**Task prompt**
Copy all lines that contain the word "color".

**Data in this exercise**
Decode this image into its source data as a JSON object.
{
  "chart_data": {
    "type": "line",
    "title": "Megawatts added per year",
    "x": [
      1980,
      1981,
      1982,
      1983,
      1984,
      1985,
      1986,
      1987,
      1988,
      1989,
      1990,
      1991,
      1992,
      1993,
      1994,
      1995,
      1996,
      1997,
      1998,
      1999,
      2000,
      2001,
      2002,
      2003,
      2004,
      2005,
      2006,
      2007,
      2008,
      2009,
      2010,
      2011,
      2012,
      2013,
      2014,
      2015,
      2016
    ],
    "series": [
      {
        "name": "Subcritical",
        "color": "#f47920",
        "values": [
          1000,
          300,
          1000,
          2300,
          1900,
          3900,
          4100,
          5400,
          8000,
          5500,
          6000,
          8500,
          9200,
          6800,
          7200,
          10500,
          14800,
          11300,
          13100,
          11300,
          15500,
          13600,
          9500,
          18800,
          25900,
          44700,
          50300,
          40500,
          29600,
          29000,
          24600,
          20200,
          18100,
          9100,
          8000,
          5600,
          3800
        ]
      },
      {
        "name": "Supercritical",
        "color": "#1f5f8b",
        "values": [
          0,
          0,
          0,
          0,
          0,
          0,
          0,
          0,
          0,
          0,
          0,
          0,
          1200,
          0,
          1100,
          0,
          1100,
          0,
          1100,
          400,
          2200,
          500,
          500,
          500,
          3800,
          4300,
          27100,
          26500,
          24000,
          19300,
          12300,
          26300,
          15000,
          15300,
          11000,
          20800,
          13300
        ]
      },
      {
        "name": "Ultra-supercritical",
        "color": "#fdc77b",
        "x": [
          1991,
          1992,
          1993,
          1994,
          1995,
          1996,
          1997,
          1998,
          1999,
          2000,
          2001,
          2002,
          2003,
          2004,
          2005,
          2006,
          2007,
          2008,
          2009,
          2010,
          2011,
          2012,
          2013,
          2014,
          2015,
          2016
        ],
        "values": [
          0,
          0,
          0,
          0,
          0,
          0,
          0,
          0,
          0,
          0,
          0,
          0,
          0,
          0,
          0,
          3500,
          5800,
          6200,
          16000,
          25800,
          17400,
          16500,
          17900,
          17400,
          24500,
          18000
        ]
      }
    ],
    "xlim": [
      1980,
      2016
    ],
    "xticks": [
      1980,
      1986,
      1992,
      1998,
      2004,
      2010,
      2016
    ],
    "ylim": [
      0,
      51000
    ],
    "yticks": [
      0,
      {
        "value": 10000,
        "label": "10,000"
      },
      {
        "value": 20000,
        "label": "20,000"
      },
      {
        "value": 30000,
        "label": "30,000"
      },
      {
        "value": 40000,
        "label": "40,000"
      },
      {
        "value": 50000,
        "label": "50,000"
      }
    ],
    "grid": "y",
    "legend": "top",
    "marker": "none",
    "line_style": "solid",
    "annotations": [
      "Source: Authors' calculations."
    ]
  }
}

**Exercise answer**
        "color": "#f47920",
        "color": "#1f5f8b",
        "color": "#fdc77b",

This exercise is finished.